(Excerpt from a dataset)
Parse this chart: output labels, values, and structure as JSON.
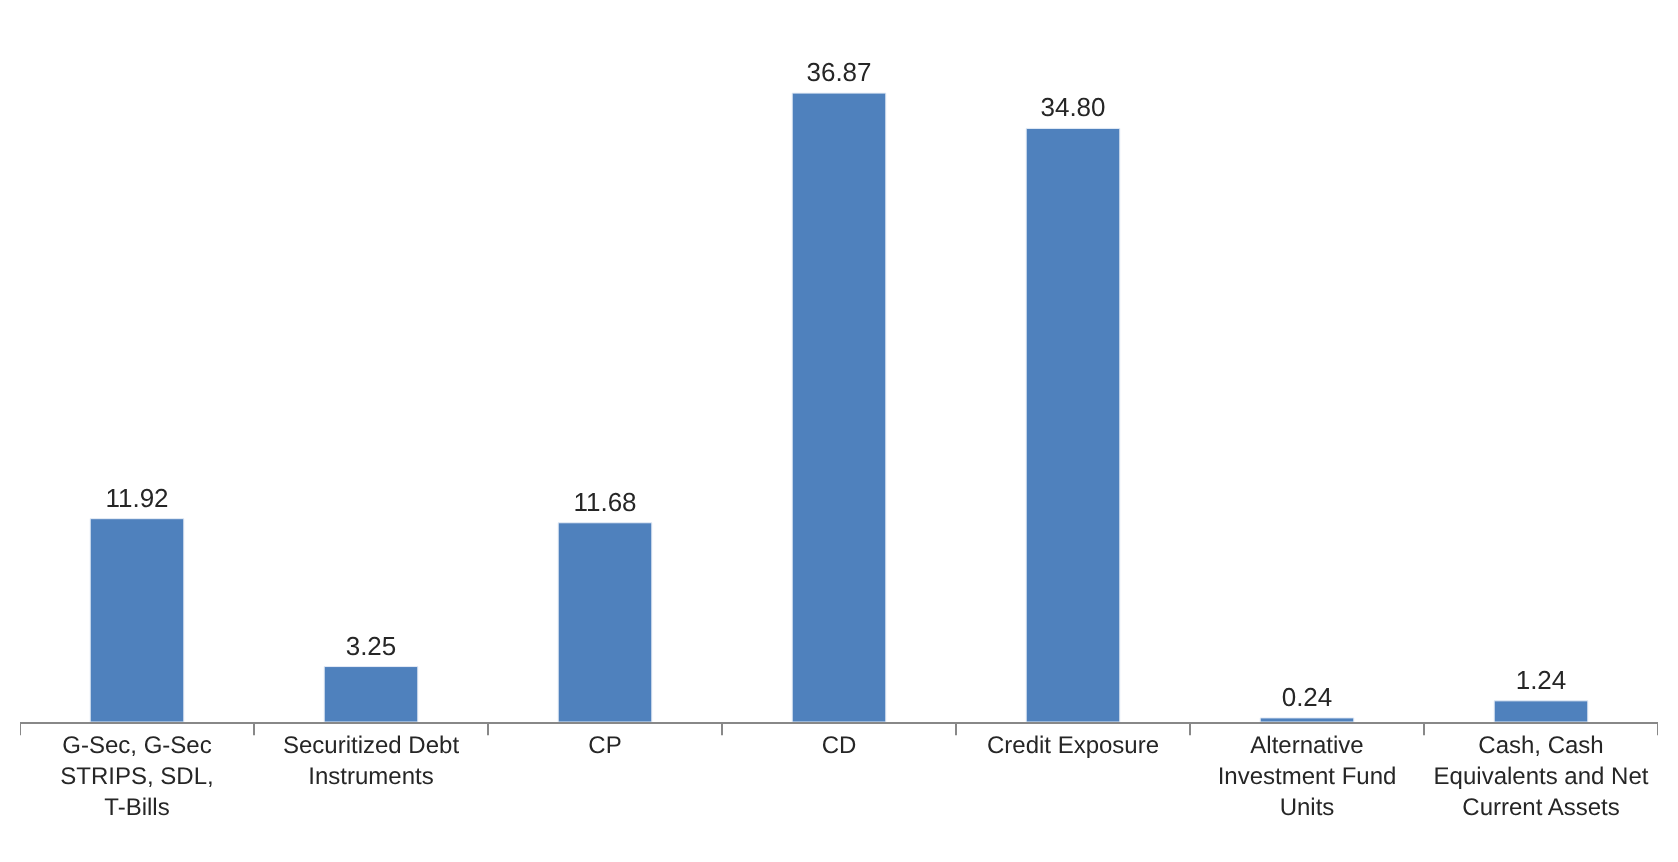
{
  "chart_data": {
    "type": "bar",
    "categories": [
      "G-Sec, G-Sec STRIPS, SDL, T-Bills",
      "Securitized Debt Instruments",
      "CP",
      "CD",
      "Credit Exposure",
      "Alternative Investment Fund Units",
      "Cash, Cash Equivalents and Net Current Assets"
    ],
    "values": [
      11.92,
      3.25,
      11.68,
      36.87,
      34.8,
      0.24,
      1.24
    ],
    "value_labels": [
      "11.92",
      "3.25",
      "11.68",
      "36.87",
      "34.80",
      "0.24",
      "1.24"
    ],
    "color": "#4f81bd"
  }
}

## Exercise instructions
Extract the text of all the records above verbatim, excluding pictures.

## The answer
Parse this chart: output labels, values, and structure as JSON.
{
  "chart_data": {
    "type": "bar",
    "categories": [
      "G-Sec, G-Sec STRIPS, SDL, T-Bills",
      "Securitized Debt Instruments",
      "CP",
      "CD",
      "Credit Exposure",
      "Alternative Investment Fund Units",
      "Cash, Cash Equivalents and Net Current Assets"
    ],
    "values": [
      11.92,
      3.25,
      11.68,
      36.87,
      34.8,
      0.24,
      1.24
    ],
    "value_labels": [
      "11.92",
      "3.25",
      "11.68",
      "36.87",
      "34.80",
      "0.24",
      "1.24"
    ],
    "color": "#4f81bd"
  }
}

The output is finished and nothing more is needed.